(Items listed in a dataset)
** begin **

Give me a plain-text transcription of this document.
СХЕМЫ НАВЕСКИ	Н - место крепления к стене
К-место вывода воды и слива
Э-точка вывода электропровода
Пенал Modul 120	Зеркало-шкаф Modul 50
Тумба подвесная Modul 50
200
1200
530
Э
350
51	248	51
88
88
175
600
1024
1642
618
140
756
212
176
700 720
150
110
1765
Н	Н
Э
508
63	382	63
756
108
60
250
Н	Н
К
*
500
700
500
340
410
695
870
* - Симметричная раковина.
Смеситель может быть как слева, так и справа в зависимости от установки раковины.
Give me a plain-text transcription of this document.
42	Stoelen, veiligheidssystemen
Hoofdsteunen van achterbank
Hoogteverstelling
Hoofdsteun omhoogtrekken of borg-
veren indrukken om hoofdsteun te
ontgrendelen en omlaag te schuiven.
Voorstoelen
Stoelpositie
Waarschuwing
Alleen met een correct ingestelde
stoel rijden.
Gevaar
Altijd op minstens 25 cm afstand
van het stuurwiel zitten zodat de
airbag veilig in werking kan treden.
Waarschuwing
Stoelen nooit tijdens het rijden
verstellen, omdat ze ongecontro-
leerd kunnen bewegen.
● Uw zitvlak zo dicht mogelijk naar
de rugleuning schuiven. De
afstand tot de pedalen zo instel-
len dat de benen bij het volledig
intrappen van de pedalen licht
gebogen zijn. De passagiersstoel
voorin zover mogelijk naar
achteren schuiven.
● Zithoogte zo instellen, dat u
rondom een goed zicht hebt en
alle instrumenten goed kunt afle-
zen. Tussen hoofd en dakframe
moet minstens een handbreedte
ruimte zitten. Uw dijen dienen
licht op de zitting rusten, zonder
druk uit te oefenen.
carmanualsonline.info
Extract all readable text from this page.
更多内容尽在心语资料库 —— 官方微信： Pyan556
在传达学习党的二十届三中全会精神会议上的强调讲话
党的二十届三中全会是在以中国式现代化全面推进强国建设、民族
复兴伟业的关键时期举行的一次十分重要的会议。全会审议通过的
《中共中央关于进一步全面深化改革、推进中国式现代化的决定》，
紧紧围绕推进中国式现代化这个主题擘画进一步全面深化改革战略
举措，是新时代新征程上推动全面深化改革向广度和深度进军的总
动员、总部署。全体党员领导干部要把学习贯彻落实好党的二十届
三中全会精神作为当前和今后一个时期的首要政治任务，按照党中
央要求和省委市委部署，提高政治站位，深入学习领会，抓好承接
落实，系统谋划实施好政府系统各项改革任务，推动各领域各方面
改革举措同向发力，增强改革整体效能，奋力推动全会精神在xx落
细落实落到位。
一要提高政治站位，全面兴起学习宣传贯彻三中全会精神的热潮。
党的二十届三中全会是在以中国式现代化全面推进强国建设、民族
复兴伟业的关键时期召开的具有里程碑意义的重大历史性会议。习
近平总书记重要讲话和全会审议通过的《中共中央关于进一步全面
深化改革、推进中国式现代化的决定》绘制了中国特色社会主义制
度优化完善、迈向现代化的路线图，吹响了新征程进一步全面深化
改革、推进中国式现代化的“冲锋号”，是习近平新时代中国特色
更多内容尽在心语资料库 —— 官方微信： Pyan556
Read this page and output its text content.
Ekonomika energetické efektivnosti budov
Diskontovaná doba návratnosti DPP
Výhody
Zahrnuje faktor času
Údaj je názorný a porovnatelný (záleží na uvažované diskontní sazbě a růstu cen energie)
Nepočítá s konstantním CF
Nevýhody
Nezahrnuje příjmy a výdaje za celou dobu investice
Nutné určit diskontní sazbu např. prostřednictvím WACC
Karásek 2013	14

** end **

Please restate the records in full, word for word.

Give me a plain-text transcription of this document.
СХЕМЫ НАВЕСКИ	Н - место крепления к стене
К-место вывода воды и слива
Э-точка вывода электропровода
Пенал Modul 120	Зеркало-шкаф Modul 50
Тумба подвесная Modul 50
200
1200
530
Э
350
51	248	51
88
88
175
600
1024
1642
618
140
756
212
176
700 720
150
110
1765
Н	Н
Э
508
63	382	63
756
108
60
250
Н	Н
К
*
500
700
500
340
410
695
870
* - Симметричная раковина.
Смеситель может быть как слева, так и справа в зависимости от установки раковины.
Give me a plain-text transcription of this document.
42	Stoelen, veiligheidssystemen
Hoofdsteunen van achterbank
Hoogteverstelling
Hoofdsteun omhoogtrekken of borg-
veren indrukken om hoofdsteun te
ontgrendelen en omlaag te schuiven.
Voorstoelen
Stoelpositie
Waarschuwing
Alleen met een correct ingestelde
stoel rijden.
Gevaar
Altijd op minstens 25 cm afstand
van het stuurwiel zitten zodat de
airbag veilig in werking kan treden.
Waarschuwing
Stoelen nooit tijdens het rijden
verstellen, omdat ze ongecontro-
leerd kunnen bewegen.
● Uw zitvlak zo dicht mogelijk naar
de rugleuning schuiven. De
afstand tot de pedalen zo instel-
len dat de benen bij het volledig
intrappen van de pedalen licht
gebogen zijn. De passagiersstoel
voorin zover mogelijk naar
achteren schuiven.
● Zithoogte zo instellen, dat u
rondom een goed zicht hebt en
alle instrumenten goed kunt afle-
zen. Tussen hoofd en dakframe
moet minstens een handbreedte
ruimte zitten. Uw dijen dienen
licht op de zitting rusten, zonder
druk uit te oefenen.
carmanualsonline.info
Extract all readable text from this page.
更多内容尽在心语资料库 —— 官方微信： Pyan556
在传达学习党的二十届三中全会精神会议上的强调讲话
党的二十届三中全会是在以中国式现代化全面推进强国建设、民族
复兴伟业的关键时期举行的一次十分重要的会议。全会审议通过的
《中共中央关于进一步全面深化改革、推进中国式现代化的决定》，
紧紧围绕推进中国式现代化这个主题擘画进一步全面深化改革战略
举措，是新时代新征程上推动全面深化改革向广度和深度进军的总
动员、总部署。全体党员领导干部要把学习贯彻落实好党的二十届
三中全会精神作为当前和今后一个时期的首要政治任务，按照党中
央要求和省委市委部署，提高政治站位，深入学习领会，抓好承接
落实，系统谋划实施好政府系统各项改革任务，推动各领域各方面
改革举措同向发力，增强改革整体效能，奋力推动全会精神在xx落
细落实落到位。
一要提高政治站位，全面兴起学习宣传贯彻三中全会精神的热潮。
党的二十届三中全会是在以中国式现代化全面推进强国建设、民族
复兴伟业的关键时期召开的具有里程碑意义的重大历史性会议。习
近平总书记重要讲话和全会审议通过的《中共中央关于进一步全面
深化改革、推进中国式现代化的决定》绘制了中国特色社会主义制
度优化完善、迈向现代化的路线图，吹响了新征程进一步全面深化
改革、推进中国式现代化的“冲锋号”，是习近平新时代中国特色
更多内容尽在心语资料库 —— 官方微信： Pyan556
Read this page and output its text content.
Ekonomika energetické efektivnosti budov
Diskontovaná doba návratnosti DPP
Výhody
Zahrnuje faktor času
Údaj je názorný a porovnatelný (záleží na uvažované diskontní sazbě a růstu cen energie)
Nepočítá s konstantním CF
Nevýhody
Nezahrnuje příjmy a výdaje za celou dobu investice
Nutné určit diskontní sazbu např. prostřednictvím WACC
Karásek 2013	14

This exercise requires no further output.